**Work instructions**
In the listing that follows, count every line with the word "Муниципальное" in it and write only the total.

Data excerpts
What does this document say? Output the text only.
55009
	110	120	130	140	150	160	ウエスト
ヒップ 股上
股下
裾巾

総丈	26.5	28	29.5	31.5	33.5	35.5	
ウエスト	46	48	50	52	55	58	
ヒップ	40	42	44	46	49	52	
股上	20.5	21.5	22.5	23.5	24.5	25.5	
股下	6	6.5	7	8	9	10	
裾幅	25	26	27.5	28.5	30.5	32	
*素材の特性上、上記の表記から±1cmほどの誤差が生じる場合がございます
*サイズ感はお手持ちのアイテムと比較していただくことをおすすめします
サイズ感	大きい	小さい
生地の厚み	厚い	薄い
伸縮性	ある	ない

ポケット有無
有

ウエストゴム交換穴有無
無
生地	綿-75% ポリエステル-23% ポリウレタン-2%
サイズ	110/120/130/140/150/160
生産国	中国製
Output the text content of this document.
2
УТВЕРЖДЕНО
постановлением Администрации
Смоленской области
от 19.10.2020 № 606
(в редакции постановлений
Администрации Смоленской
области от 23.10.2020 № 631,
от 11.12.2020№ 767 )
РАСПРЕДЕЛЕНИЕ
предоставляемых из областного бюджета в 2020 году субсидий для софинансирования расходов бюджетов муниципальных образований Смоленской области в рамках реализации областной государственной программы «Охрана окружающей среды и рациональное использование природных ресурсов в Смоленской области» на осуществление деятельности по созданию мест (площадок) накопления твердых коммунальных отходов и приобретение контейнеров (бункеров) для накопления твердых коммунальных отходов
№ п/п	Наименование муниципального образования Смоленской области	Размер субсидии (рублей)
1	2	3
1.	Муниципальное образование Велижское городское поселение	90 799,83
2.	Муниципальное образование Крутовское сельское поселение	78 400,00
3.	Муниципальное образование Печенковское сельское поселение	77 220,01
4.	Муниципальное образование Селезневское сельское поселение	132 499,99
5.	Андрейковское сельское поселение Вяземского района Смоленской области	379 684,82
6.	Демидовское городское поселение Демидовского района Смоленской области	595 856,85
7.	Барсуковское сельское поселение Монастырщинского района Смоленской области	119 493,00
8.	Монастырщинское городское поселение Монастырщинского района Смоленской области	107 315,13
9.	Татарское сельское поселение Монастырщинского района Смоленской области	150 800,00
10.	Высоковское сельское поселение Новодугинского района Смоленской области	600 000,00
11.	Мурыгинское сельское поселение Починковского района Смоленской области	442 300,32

**Expected answer**
4